SET EXERCISE -> Repeat the material exactly, every line of it.

DATA EXTRACT ->
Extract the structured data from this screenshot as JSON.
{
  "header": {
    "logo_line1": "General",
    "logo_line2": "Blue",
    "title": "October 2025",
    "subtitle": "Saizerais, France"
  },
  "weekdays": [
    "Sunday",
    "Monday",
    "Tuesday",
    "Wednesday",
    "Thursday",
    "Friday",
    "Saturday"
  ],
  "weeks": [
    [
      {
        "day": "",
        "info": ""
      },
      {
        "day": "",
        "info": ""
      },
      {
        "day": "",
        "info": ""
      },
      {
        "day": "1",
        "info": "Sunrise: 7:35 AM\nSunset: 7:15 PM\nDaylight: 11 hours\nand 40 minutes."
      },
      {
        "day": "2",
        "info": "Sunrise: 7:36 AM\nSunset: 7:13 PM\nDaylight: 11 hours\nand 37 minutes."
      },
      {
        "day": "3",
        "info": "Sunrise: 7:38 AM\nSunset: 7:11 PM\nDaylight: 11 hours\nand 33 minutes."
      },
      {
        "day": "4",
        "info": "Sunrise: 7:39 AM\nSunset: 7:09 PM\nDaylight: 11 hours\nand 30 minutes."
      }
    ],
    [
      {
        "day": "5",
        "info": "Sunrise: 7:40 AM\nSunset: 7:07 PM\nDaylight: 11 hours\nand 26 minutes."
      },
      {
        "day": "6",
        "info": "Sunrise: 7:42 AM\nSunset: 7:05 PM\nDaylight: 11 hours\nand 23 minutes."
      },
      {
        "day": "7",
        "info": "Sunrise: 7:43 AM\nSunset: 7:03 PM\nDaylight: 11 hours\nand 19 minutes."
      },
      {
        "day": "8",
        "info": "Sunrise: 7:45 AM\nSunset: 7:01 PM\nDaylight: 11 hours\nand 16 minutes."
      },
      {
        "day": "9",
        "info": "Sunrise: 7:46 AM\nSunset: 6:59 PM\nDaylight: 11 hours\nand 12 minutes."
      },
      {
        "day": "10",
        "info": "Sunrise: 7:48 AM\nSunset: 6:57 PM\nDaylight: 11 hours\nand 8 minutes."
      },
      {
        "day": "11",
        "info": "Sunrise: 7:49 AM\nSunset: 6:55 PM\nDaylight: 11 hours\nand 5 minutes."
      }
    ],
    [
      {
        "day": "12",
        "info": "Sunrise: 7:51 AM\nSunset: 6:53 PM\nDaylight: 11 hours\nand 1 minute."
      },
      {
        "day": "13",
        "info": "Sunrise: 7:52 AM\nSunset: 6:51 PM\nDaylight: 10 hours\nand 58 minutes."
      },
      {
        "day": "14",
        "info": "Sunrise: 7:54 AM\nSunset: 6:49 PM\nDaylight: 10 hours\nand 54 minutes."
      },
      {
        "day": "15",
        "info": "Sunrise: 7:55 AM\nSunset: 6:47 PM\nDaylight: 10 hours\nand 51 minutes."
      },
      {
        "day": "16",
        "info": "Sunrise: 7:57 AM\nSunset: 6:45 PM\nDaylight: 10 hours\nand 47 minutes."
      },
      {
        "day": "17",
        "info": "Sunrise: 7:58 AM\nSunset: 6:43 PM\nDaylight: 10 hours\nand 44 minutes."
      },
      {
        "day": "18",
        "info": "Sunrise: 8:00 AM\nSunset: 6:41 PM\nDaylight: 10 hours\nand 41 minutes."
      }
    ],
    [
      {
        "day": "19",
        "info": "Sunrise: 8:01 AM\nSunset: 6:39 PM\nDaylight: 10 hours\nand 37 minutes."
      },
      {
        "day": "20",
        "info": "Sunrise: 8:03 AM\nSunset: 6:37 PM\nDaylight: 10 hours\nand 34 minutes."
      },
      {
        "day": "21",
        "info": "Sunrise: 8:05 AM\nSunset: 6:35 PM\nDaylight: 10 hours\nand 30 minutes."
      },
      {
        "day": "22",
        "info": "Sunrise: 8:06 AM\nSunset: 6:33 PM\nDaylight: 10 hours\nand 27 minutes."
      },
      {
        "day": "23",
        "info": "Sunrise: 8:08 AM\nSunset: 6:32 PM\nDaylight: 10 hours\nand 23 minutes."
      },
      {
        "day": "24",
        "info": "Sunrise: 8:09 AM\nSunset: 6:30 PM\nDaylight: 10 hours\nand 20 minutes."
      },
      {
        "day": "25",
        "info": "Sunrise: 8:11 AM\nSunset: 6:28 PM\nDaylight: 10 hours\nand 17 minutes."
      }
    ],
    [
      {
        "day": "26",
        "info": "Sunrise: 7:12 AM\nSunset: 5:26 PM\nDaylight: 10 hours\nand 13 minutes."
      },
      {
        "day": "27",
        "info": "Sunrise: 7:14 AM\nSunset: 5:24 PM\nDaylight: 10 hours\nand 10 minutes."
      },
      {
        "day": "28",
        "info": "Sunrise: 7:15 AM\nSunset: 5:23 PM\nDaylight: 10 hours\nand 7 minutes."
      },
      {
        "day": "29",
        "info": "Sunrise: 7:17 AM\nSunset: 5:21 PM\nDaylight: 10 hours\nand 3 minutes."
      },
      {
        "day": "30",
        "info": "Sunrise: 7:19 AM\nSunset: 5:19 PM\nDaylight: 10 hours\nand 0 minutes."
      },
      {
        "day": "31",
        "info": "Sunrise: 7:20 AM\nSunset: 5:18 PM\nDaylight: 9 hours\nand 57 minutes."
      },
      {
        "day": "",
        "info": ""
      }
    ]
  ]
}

TASK RESPONSE ->
Extract the structured data from this screenshot as JSON.
{
  "header": {
    "logo_line1": "General",
    "logo_line2": "Blue",
    "title": "October 2025",
    "subtitle": "Saizerais, France"
  },
  "weekdays": [
    "Sunday",
    "Monday",
    "Tuesday",
    "Wednesday",
    "Thursday",
    "Friday",
    "Saturday"
  ],
  "weeks": [
    [
      {
        "day": "",
        "info": ""
      },
      {
        "day": "",
        "info": ""
      },
      {
        "day": "",
        "info": ""
      },
      {
        "day": "1",
        "info": "Sunrise: 7:35 AM\nSunset: 7:15 PM\nDaylight: 11 hours\nand 40 minutes."
      },
      {
        "day": "2",
        "info": "Sunrise: 7:36 AM\nSunset: 7:13 PM\nDaylight: 11 hours\nand 37 minutes."
      },
      {
        "day": "3",
        "info": "Sunrise: 7:38 AM\nSunset: 7:11 PM\nDaylight: 11 hours\nand 33 minutes."
      },
      {
        "day": "4",
        "info": "Sunrise: 7:39 AM\nSunset: 7:09 PM\nDaylight: 11 hours\nand 30 minutes."
      }
    ],
    [
      {
        "day": "5",
        "info": "Sunrise: 7:40 AM\nSunset: 7:07 PM\nDaylight: 11 hours\nand 26 minutes."
      },
      {
        "day": "6",
        "info": "Sunrise: 7:42 AM\nSunset: 7:05 PM\nDaylight: 11 hours\nand 23 minutes."
      },
      {
        "day": "7",
        "info": "Sunrise: 7:43 AM\nSunset: 7:03 PM\nDaylight: 11 hours\nand 19 minutes."
      },
      {
        "day": "8",
        "info": "Sunrise: 7:45 AM\nSunset: 7:01 PM\nDaylight: 11 hours\nand 16 minutes."
      },
      {
        "day": "9",
        "info": "Sunrise: 7:46 AM\nSunset: 6:59 PM\nDaylight: 11 hours\nand 12 minutes."
      },
      {
        "day": "10",
        "info": "Sunrise: 7:48 AM\nSunset: 6:57 PM\nDaylight: 11 hours\nand 8 minutes."
      },
      {
        "day": "11",
        "info": "Sunrise: 7:49 AM\nSunset: 6:55 PM\nDaylight: 11 hours\nand 5 minutes."
      }
    ],
    [
      {
        "day": "12",
        "info": "Sunrise: 7:51 AM\nSunset: 6:53 PM\nDaylight: 11 hours\nand 1 minute."
      },
      {
        "day": "13",
        "info": "Sunrise: 7:52 AM\nSunset: 6:51 PM\nDaylight: 10 hours\nand 58 minutes."
      },
      {
        "day": "14",
        "info": "Sunrise: 7:54 AM\nSunset: 6:49 PM\nDaylight: 10 hours\nand 54 minutes."
      },
      {
        "day": "15",
        "info": "Sunrise: 7:55 AM\nSunset: 6:47 PM\nDaylight: 10 hours\nand 51 minutes."
      },
      {
        "day": "16",
        "info": "Sunrise: 7:57 AM\nSunset: 6:45 PM\nDaylight: 10 hours\nand 47 minutes."
      },
      {
        "day": "17",
        "info": "Sunrise: 7:58 AM\nSunset: 6:43 PM\nDaylight: 10 hours\nand 44 minutes."
      },
      {
        "day": "18",
        "info": "Sunrise: 8:00 AM\nSunset: 6:41 PM\nDaylight: 10 hours\nand 41 minutes."
      }
    ],
    [
      {
        "day": "19",
        "info": "Sunrise: 8:01 AM\nSunset: 6:39 PM\nDaylight: 10 hours\nand 37 minutes."
      },
      {
        "day": "20",
        "info": "Sunrise: 8:03 AM\nSunset: 6:37 PM\nDaylight: 10 hours\nand 34 minutes."
      },
      {
        "day": "21",
        "info": "Sunrise: 8:05 AM\nSunset: 6:35 PM\nDaylight: 10 hours\nand 30 minutes."
      },
      {
        "day": "22",
        "info": "Sunrise: 8:06 AM\nSunset: 6:33 PM\nDaylight: 10 hours\nand 27 minutes."
      },
      {
        "day": "23",
        "info": "Sunrise: 8:08 AM\nSunset: 6:32 PM\nDaylight: 10 hours\nand 23 minutes."
      },
      {
        "day": "24",
        "info": "Sunrise: 8:09 AM\nSunset: 6:30 PM\nDaylight: 10 hours\nand 20 minutes."
      },
      {
        "day": "25",
        "info": "Sunrise: 8:11 AM\nSunset: 6:28 PM\nDaylight: 10 hours\nand 17 minutes."
      }
    ],
    [
      {
        "day": "26",
        "info": "Sunrise: 7:12 AM\nSunset: 5:26 PM\nDaylight: 10 hours\nand 13 minutes."
      },
      {
        "day": "27",
        "info": "Sunrise: 7:14 AM\nSunset: 5:24 PM\nDaylight: 10 hours\nand 10 minutes."
      },
      {
        "day": "28",
        "info": "Sunrise: 7:15 AM\nSunset: 5:23 PM\nDaylight: 10 hours\nand 7 minutes."
      },
      {
        "day": "29",
        "info": "Sunrise: 7:17 AM\nSunset: 5:21 PM\nDaylight: 10 hours\nand 3 minutes."
      },
      {
        "day": "30",
        "info": "Sunrise: 7:19 AM\nSunset: 5:19 PM\nDaylight: 10 hours\nand 0 minutes."
      },
      {
        "day": "31",
        "info": "Sunrise: 7:20 AM\nSunset: 5:18 PM\nDaylight: 9 hours\nand 57 minutes."
      },
      {
        "day": "",
        "info": ""
      }
    ]
  ]
}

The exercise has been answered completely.